---------- INPUT MATERIAL ----------
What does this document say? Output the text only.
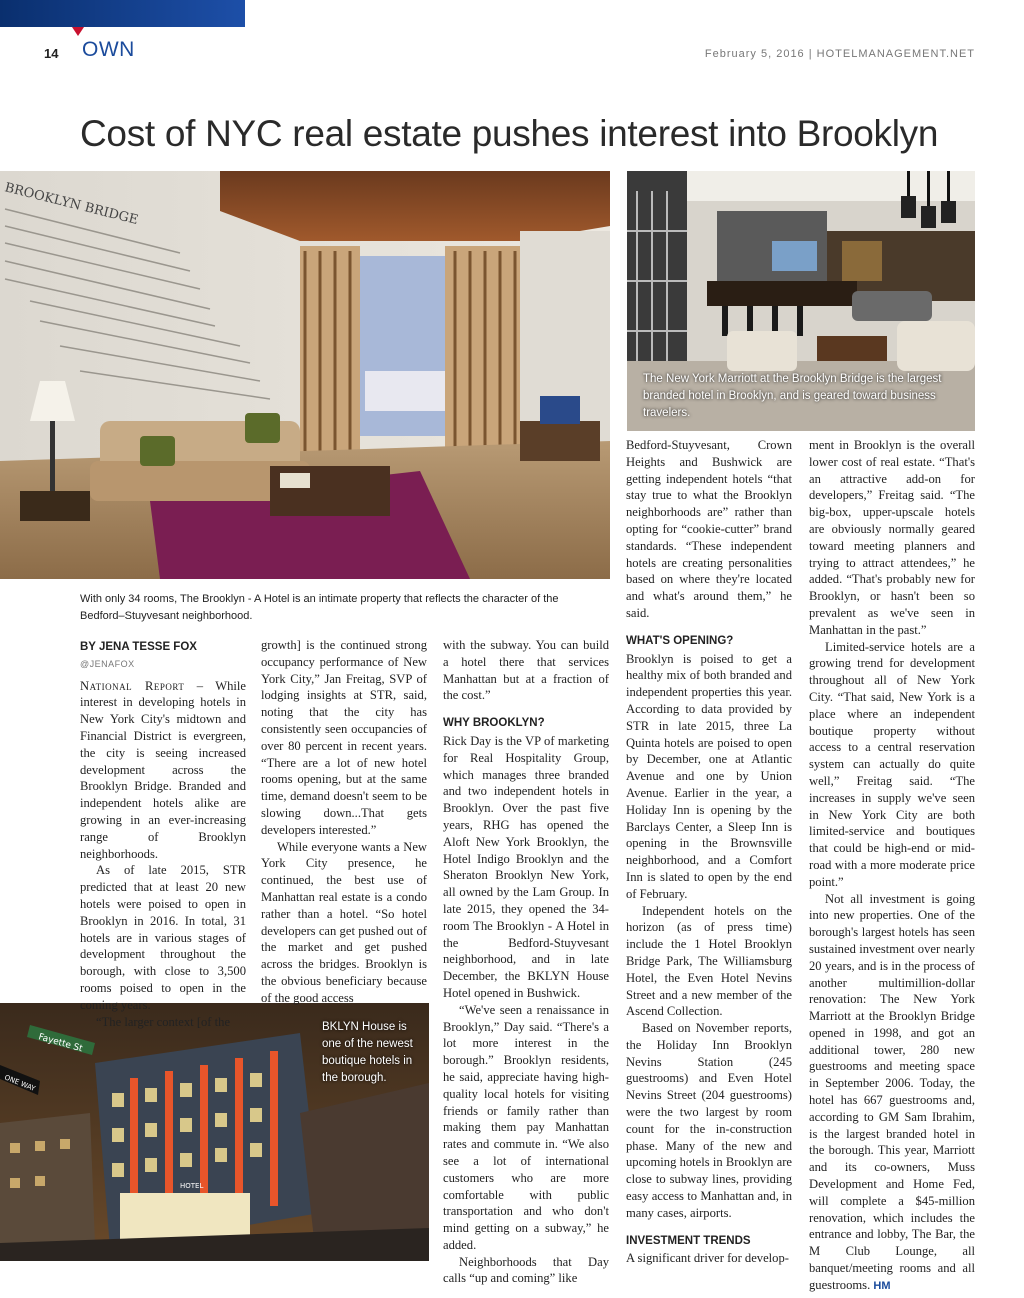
14 OWN	February 5, 2016 | HOTELMANAGEMENT.NET
Cost of NYC real estate pushes interest into Brooklyn
BROOKLYN BRIDGE
With only 34 rooms, The Brooklyn - A Hotel is an intimate property that reflects the character of the Bedford–Stuyvesant neighborhood.
The New York Marriott at the Brooklyn Bridge is the largest branded hotel in Brooklyn, and is geared toward business travelers.
HOTEL
Fayette St
ONE WAY
BKLYN House is one of the newest boutique hotels in the borough.
BY JENA TESSE FOX
@JENAFOX

National Report – While interest in developing hotels in New York City's midtown and Financial District is evergreen, the city is seeing increased development across the Brooklyn Bridge. Branded and independent hotels alike are growing in an ever-increasing range of Brooklyn neighborhoods.

As of late 2015, STR predicted that at least 20 new hotels were poised to open in Brooklyn in 2016. In total, 31 hotels are in various stages of development throughout the borough, with close to 3,500 rooms poised to open in the coming years.

“The larger context [of the

growth] is the continued strong occupancy performance of New York City,” Jan Freitag, SVP of lodging insights at STR, said, noting that the city has consistently seen occupancies of over 80 percent in recent years. “There are a lot of new hotel rooms opening, but at the same time, demand doesn't seem to be slowing down...That gets developers interested.”

While everyone wants a New York City presence, he continued, the best use of Manhattan real estate is a condo rather than a hotel. “So hotel developers can get pushed out of the market and get pushed across the bridges. Brooklyn is the obvious beneficiary because of the good access

with the subway. You can build a hotel there that services Manhattan but at a fraction of the cost.”

WHY BROOKLYN?

Rick Day is the VP of marketing for Real Hospitality Group, which manages three branded and two independent hotels in Brooklyn. Over the past five years, RHG has opened the Aloft New York Brooklyn, the Hotel Indigo Brooklyn and the Sheraton Brooklyn New York, all owned by the Lam Group. In late 2015, they opened the 34-room The Brooklyn - A Hotel in the Bedford-Stuyvesant neighborhood, and in late December, the BKLYN House Hotel opened in Bushwick.

“We've seen a renaissance in Brooklyn,” Day said. “There's a lot more interest in the borough.” Brooklyn residents, he said, appreciate having high-quality local hotels for visiting friends or family rather than making them pay Manhattan rates and commute in. “We also see a lot of international customers who are more comfortable with public transportation and who don't mind getting on a subway,” he added.

Neighborhoods that Day calls “up and coming” like

Bedford-Stuyvesant, Crown Heights and Bushwick are getting independent hotels “that stay true to what the Brooklyn neighborhoods are” rather than opting for “cookie-cutter” brand standards. “These independent hotels are creating personalities based on where they're located and what's around them,” he said.

WHAT'S OPENING?

Brooklyn is poised to get a healthy mix of both branded and independent properties this year. According to data provided by STR in late 2015, three La Quinta hotels are poised to open by December, one at Atlantic Avenue and one by Union Avenue. Earlier in the year, a Holiday Inn is opening by the Barclays Center, a Sleep Inn is opening in the Brownsville neighborhood, and a Comfort Inn is slated to open by the end of February.

Independent hotels on the horizon (as of press time) include the 1 Hotel Brooklyn Bridge Park, The Williamsburg Hotel, the Even Hotel Nevins Street and a new member of the Ascend Collection.

Based on November reports, the Holiday Inn Brooklyn Nevins Station (245 guestrooms) and Even Hotel Nevins Street (204 guestrooms) were the two largest by room count for the in-construction phase. Many of the new and upcoming hotels in Brooklyn are close to subway lines, providing easy access to Manhattan and, in many cases, airports.

INVESTMENT TRENDS

A significant driver for develop-

ment in Brooklyn is the overall lower cost of real estate. “That's an attractive add-on for developers,” Freitag said. “The big-box, upper-upscale hotels are obviously normally geared toward meeting planners and trying to attract attendees,” he added. “That's probably new for Brooklyn, or hasn't been so prevalent as we've seen in Manhattan in the past.”

Limited-service hotels are a growing trend for development throughout all of New York City. “That said, New York is a place where an independent boutique property without access to a central reservation system can actually do quite well,” Freitag said. “The increases in supply we've seen in New York City are both limited-service and boutiques that could be high-end or mid-road with a more moderate price point.”

Not all investment is going into new properties. One of the borough's largest hotels has seen sustained investment over nearly 20 years, and is in the process of another multimillion-dollar renovation: The New York Marriott at the Brooklyn Bridge opened in 1998, and got an additional tower, 280 new guestrooms and meeting space in September 2006. Today, the hotel has 667 guestrooms and, according to GM Sam Ibrahim, is the largest branded hotel in the borough. This year, Marriott and its co-owners, Muss Development and Home Fed, will complete a $45-million renovation, which includes the entrance and lobby, The Bar, the M Club Lounge, all banquet/meeting rooms and all guestrooms. HM
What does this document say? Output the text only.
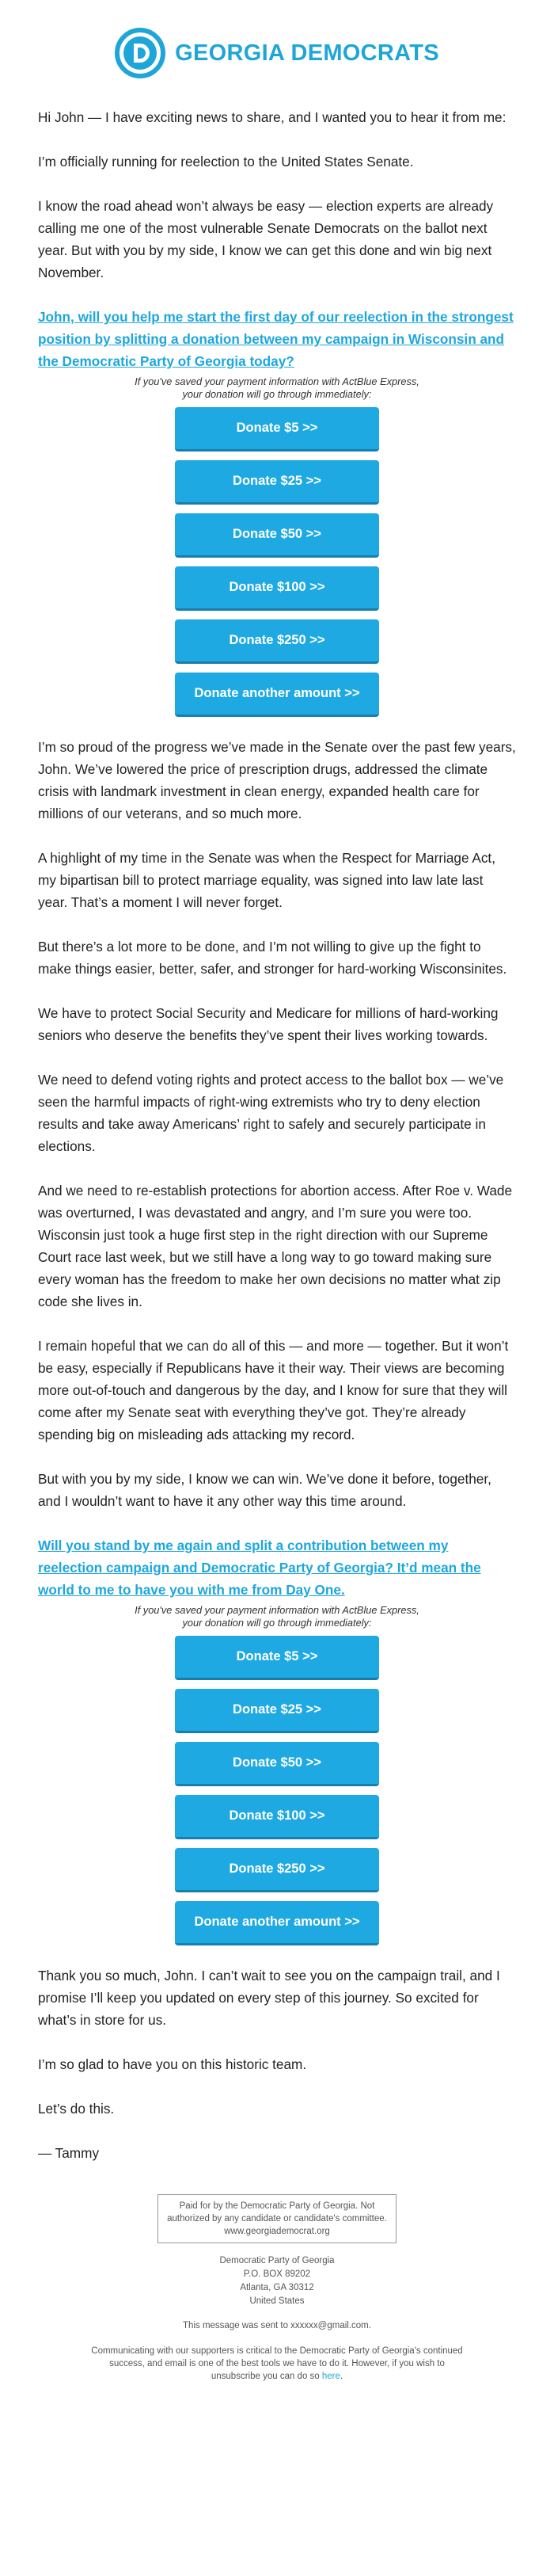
GEORGIA DEMOCRATS

Hi John — I have exciting news to share, and I wanted you to hear it from me:

I’m officially running for reelection to the United States Senate.

I know the road ahead won’t always be easy — election experts are already calling me one of the most vulnerable Senate Democrats on the ballot next year. But with you by my side, I know we can get this done and win big next November.

John, will you help me start the first day of our reelection in the strongest position by splitting a donation between my campaign in Wisconsin and the Democratic Party of Georgia today?
If you've saved your payment information with ActBlue Express,
your donation will go through immediately:
Donate $5 >>
Donate $25 >>
Donate $50 >>
Donate $100 >>
Donate $250 >>
Donate another amount >>

I’m so proud of the progress we’ve made in the Senate over the past few years, John. We’ve lowered the price of prescription drugs, addressed the climate crisis with landmark investment in clean energy, expanded health care for millions of our veterans, and so much more.

A highlight of my time in the Senate was when the Respect for Marriage Act, my bipartisan bill to protect marriage equality, was signed into law late last year. That’s a moment I will never forget.

But there’s a lot more to be done, and I’m not willing to give up the fight to make things easier, better, safer, and stronger for hard-working Wisconsinites.

We have to protect Social Security and Medicare for millions of hard-working seniors who deserve the benefits they’ve spent their lives working towards.

We need to defend voting rights and protect access to the ballot box — we’ve seen the harmful impacts of right-wing extremists who try to deny election results and take away Americans’ right to safely and securely participate in elections.

And we need to re-establish protections for abortion access. After Roe v. Wade was overturned, I was devastated and angry, and I’m sure you were too. Wisconsin just took a huge first step in the right direction with our Supreme Court race last week, but we still have a long way to go toward making sure every woman has the freedom to make her own decisions no matter what zip code she lives in.

I remain hopeful that we can do all of this — and more — together. But it won’t be easy, especially if Republicans have it their way. Their views are becoming more out-of-touch and dangerous by the day, and I know for sure that they will come after my Senate seat with everything they’ve got. They’re already spending big on misleading ads attacking my record.

But with you by my side, I know we can win. We’ve done it before, together, and I wouldn’t want to have it any other way this time around.

Will you stand by me again and split a contribution between my reelection campaign and Democratic Party of Georgia? It’d mean the world to me to have you with me from Day One.
If you've saved your payment information with ActBlue Express,
your donation will go through immediately:
Donate $5 >>
Donate $25 >>
Donate $50 >>
Donate $100 >>
Donate $250 >>
Donate another amount >>

Thank you so much, John. I can’t wait to see you on the campaign trail, and I promise I’ll keep you updated on every step of this journey. So excited for what’s in store for us.

I’m so glad to have you on this historic team.

Let’s do this.

— Tammy

Paid for by the Democratic Party of Georgia. Not authorized by any candidate or candidate's committee. www.georgiademocrat.org
Democratic Party of Georgia
P.O. BOX 89202
Atlanta, GA 30312
United States
This message was sent to xxxxxx@gmail.com.
Communicating with our supporters is critical to the Democratic Party of Georgia's continued success, and email is one of the best tools we have to do it. However, if you wish to unsubscribe you can do so here.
----------
WHAT THE TASK ASKS – Retype the listing exactly. Pictures do not belong in the copy.

EXERCISE OUTPUT –
What does this document say? Output the text only.
14 OWN	February 5, 2016 | HOTELMANAGEMENT.NET
Cost of NYC real estate pushes interest into Brooklyn
BROOKLYN BRIDGE
With only 34 rooms, The Brooklyn - A Hotel is an intimate property that reflects the character of the Bedford–Stuyvesant neighborhood.
The New York Marriott at the Brooklyn Bridge is the largest branded hotel in Brooklyn, and is geared toward business travelers.
HOTEL
Fayette St
ONE WAY
BKLYN House is one of the newest boutique hotels in the borough.
BY JENA TESSE FOX
@JENAFOX

National Report – While interest in developing hotels in New York City's midtown and Financial District is evergreen, the city is seeing increased development across the Brooklyn Bridge. Branded and independent hotels alike are growing in an ever-increasing range of Brooklyn neighborhoods.

As of late 2015, STR predicted that at least 20 new hotels were poised to open in Brooklyn in 2016. In total, 31 hotels are in various stages of development throughout the borough, with close to 3,500 rooms poised to open in the coming years.

“The larger context [of the

growth] is the continued strong occupancy performance of New York City,” Jan Freitag, SVP of lodging insights at STR, said, noting that the city has consistently seen occupancies of over 80 percent in recent years. “There are a lot of new hotel rooms opening, but at the same time, demand doesn't seem to be slowing down...That gets developers interested.”

While everyone wants a New York City presence, he continued, the best use of Manhattan real estate is a condo rather than a hotel. “So hotel developers can get pushed out of the market and get pushed across the bridges. Brooklyn is the obvious beneficiary because of the good access

with the subway. You can build a hotel there that services Manhattan but at a fraction of the cost.”

WHY BROOKLYN?

Rick Day is the VP of marketing for Real Hospitality Group, which manages three branded and two independent hotels in Brooklyn. Over the past five years, RHG has opened the Aloft New York Brooklyn, the Hotel Indigo Brooklyn and the Sheraton Brooklyn New York, all owned by the Lam Group. In late 2015, they opened the 34-room The Brooklyn - A Hotel in the Bedford-Stuyvesant neighborhood, and in late December, the BKLYN House Hotel opened in Bushwick.

“We've seen a renaissance in Brooklyn,” Day said. “There's a lot more interest in the borough.” Brooklyn residents, he said, appreciate having high-quality local hotels for visiting friends or family rather than making them pay Manhattan rates and commute in. “We also see a lot of international customers who are more comfortable with public transportation and who don't mind getting on a subway,” he added.

Neighborhoods that Day calls “up and coming” like

Bedford-Stuyvesant, Crown Heights and Bushwick are getting independent hotels “that stay true to what the Brooklyn neighborhoods are” rather than opting for “cookie-cutter” brand standards. “These independent hotels are creating personalities based on where they're located and what's around them,” he said.

WHAT'S OPENING?

Brooklyn is poised to get a healthy mix of both branded and independent properties this year. According to data provided by STR in late 2015, three La Quinta hotels are poised to open by December, one at Atlantic Avenue and one by Union Avenue. Earlier in the year, a Holiday Inn is opening by the Barclays Center, a Sleep Inn is opening in the Brownsville neighborhood, and a Comfort Inn is slated to open by the end of February.

Independent hotels on the horizon (as of press time) include the 1 Hotel Brooklyn Bridge Park, The Williamsburg Hotel, the Even Hotel Nevins Street and a new member of the Ascend Collection.

Based on November reports, the Holiday Inn Brooklyn Nevins Station (245 guestrooms) and Even Hotel Nevins Street (204 guestrooms) were the two largest by room count for the in-construction phase. Many of the new and upcoming hotels in Brooklyn are close to subway lines, providing easy access to Manhattan and, in many cases, airports.

INVESTMENT TRENDS

A significant driver for develop-

ment in Brooklyn is the overall lower cost of real estate. “That's an attractive add-on for developers,” Freitag said. “The big-box, upper-upscale hotels are obviously normally geared toward meeting planners and trying to attract attendees,” he added. “That's probably new for Brooklyn, or hasn't been so prevalent as we've seen in Manhattan in the past.”

Limited-service hotels are a growing trend for development throughout all of New York City. “That said, New York is a place where an independent boutique property without access to a central reservation system can actually do quite well,” Freitag said. “The increases in supply we've seen in New York City are both limited-service and boutiques that could be high-end or mid-road with a more moderate price point.”

Not all investment is going into new properties. One of the borough's largest hotels has seen sustained investment over nearly 20 years, and is in the process of another multimillion-dollar renovation: The New York Marriott at the Brooklyn Bridge opened in 1998, and got an additional tower, 280 new guestrooms and meeting space in September 2006. Today, the hotel has 667 guestrooms and, according to GM Sam Ibrahim, is the largest branded hotel in the borough. This year, Marriott and its co-owners, Muss Development and Home Fed, will complete a $45-million renovation, which includes the entrance and lobby, The Bar, the M Club Lounge, all banquet/meeting rooms and all guestrooms. HM
What does this document say? Output the text only.
GEORGIA DEMOCRATS

Hi John — I have exciting news to share, and I wanted you to hear it from me:

I’m officially running for reelection to the United States Senate.

I know the road ahead won’t always be easy — election experts are already calling me one of the most vulnerable Senate Democrats on the ballot next year. But with you by my side, I know we can get this done and win big next November.

John, will you help me start the first day of our reelection in the strongest position by splitting a donation between my campaign in Wisconsin and the Democratic Party of Georgia today?
If you've saved your payment information with ActBlue Express,
your donation will go through immediately:
Donate $5 >>
Donate $25 >>
Donate $50 >>
Donate $100 >>
Donate $250 >>
Donate another amount >>

I’m so proud of the progress we’ve made in the Senate over the past few years, John. We’ve lowered the price of prescription drugs, addressed the climate crisis with landmark investment in clean energy, expanded health care for millions of our veterans, and so much more.

A highlight of my time in the Senate was when the Respect for Marriage Act, my bipartisan bill to protect marriage equality, was signed into law late last year. That’s a moment I will never forget.

But there’s a lot more to be done, and I’m not willing to give up the fight to make things easier, better, safer, and stronger for hard-working Wisconsinites.

We have to protect Social Security and Medicare for millions of hard-working seniors who deserve the benefits they’ve spent their lives working towards.

We need to defend voting rights and protect access to the ballot box — we’ve seen the harmful impacts of right-wing extremists who try to deny election results and take away Americans’ right to safely and securely participate in elections.

And we need to re-establish protections for abortion access. After Roe v. Wade was overturned, I was devastated and angry, and I’m sure you were too. Wisconsin just took a huge first step in the right direction with our Supreme Court race last week, but we still have a long way to go toward making sure every woman has the freedom to make her own decisions no matter what zip code she lives in.

I remain hopeful that we can do all of this — and more — together. But it won’t be easy, especially if Republicans have it their way. Their views are becoming more out-of-touch and dangerous by the day, and I know for sure that they will come after my Senate seat with everything they’ve got. They’re already spending big on misleading ads attacking my record.

But with you by my side, I know we can win. We’ve done it before, together, and I wouldn’t want to have it any other way this time around.

Will you stand by me again and split a contribution between my reelection campaign and Democratic Party of Georgia? It’d mean the world to me to have you with me from Day One.
If you've saved your payment information with ActBlue Express,
your donation will go through immediately:
Donate $5 >>
Donate $25 >>
Donate $50 >>
Donate $100 >>
Donate $250 >>
Donate another amount >>

Thank you so much, John. I can’t wait to see you on the campaign trail, and I promise I’ll keep you updated on every step of this journey. So excited for what’s in store for us.

I’m so glad to have you on this historic team.

Let’s do this.

— Tammy

Paid for by the Democratic Party of Georgia. Not authorized by any candidate or candidate's committee. www.georgiademocrat.org
Democratic Party of Georgia
P.O. BOX 89202
Atlanta, GA 30312
United States
This message was sent to xxxxxx@gmail.com.
Communicating with our supporters is critical to the Democratic Party of Georgia's continued success, and email is one of the best tools we have to do it. However, if you wish to unsubscribe you can do so here.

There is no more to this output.